Problem description:
Pull every line that holds the word "Category" from the entries.

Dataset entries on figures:
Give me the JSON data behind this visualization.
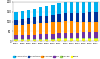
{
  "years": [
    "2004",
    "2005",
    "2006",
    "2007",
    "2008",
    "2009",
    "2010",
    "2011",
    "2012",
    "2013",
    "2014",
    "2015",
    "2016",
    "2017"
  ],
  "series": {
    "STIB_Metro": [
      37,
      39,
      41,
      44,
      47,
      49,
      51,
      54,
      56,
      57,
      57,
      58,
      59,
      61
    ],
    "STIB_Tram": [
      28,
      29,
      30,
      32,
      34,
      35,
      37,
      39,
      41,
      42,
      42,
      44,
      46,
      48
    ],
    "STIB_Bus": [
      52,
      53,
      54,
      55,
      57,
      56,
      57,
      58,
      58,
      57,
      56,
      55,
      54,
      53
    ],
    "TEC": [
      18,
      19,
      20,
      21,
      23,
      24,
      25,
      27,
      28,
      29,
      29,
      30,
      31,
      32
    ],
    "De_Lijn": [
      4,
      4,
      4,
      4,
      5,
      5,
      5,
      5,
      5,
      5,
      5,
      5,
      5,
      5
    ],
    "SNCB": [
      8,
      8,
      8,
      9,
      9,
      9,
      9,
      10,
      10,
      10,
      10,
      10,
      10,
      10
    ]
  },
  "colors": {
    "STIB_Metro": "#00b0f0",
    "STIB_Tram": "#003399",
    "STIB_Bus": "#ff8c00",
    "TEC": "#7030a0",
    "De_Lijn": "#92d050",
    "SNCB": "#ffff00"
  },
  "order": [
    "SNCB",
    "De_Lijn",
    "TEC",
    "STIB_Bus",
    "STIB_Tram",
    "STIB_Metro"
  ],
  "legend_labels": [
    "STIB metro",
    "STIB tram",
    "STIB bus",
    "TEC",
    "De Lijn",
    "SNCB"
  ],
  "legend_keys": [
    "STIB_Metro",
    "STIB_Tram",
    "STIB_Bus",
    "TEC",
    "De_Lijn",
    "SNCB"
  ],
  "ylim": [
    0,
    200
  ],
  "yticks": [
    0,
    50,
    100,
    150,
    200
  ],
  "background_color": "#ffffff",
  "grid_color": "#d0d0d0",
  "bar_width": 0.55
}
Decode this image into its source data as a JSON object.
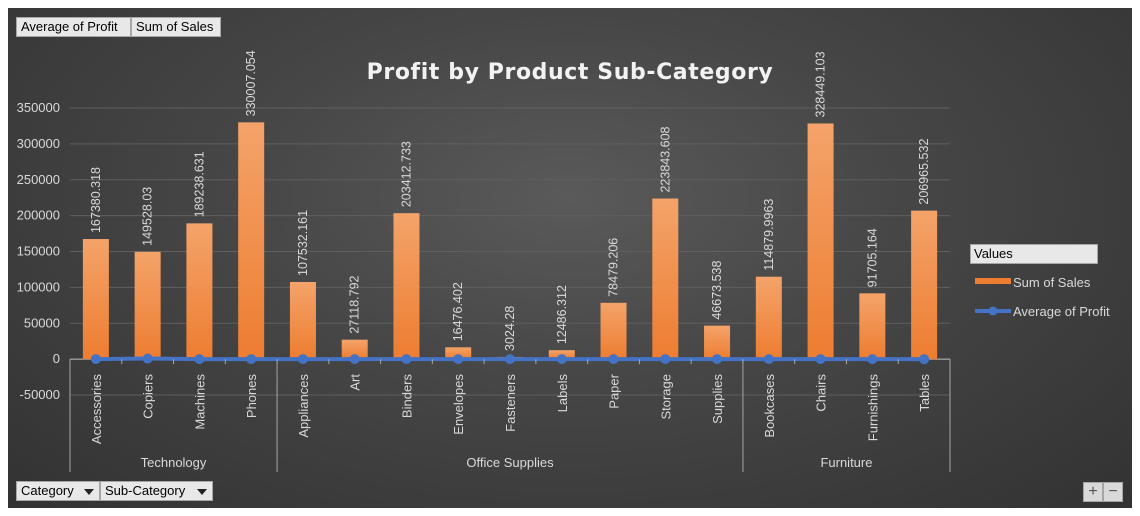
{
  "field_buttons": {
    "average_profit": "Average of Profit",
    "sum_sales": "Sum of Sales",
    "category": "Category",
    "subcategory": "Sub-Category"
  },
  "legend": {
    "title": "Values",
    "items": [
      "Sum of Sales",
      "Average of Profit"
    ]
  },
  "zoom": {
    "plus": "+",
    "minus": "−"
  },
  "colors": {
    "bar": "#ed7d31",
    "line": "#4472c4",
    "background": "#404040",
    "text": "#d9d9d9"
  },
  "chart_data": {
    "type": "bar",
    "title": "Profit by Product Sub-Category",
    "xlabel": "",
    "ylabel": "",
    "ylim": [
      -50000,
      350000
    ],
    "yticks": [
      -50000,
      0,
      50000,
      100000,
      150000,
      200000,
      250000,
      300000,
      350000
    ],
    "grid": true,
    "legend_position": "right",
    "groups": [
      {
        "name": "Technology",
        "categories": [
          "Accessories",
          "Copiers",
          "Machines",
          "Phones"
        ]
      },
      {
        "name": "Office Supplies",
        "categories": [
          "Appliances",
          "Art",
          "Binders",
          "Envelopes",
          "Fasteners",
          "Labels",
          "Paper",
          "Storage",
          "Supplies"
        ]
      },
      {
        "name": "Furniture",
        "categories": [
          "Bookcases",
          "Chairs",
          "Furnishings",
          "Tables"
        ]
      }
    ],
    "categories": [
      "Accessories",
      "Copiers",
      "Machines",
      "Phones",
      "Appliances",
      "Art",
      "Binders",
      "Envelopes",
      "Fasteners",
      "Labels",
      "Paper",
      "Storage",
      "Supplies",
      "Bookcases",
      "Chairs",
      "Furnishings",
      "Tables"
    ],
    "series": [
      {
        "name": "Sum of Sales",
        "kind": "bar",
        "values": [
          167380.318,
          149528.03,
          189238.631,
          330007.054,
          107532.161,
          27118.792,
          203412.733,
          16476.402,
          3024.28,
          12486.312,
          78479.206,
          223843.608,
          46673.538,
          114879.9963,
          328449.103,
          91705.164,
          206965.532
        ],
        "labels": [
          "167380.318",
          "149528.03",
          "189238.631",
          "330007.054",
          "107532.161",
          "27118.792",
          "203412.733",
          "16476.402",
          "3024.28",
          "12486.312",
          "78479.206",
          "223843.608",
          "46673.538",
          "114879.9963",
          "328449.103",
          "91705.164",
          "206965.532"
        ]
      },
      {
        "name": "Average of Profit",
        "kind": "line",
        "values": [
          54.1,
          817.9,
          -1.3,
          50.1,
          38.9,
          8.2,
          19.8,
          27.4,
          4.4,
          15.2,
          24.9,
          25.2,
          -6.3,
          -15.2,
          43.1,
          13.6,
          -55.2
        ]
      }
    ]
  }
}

Correct response:
    "category": "Category",
    "subcategory": "Sub-Category"
    "title": "Profit by Product Sub-Category",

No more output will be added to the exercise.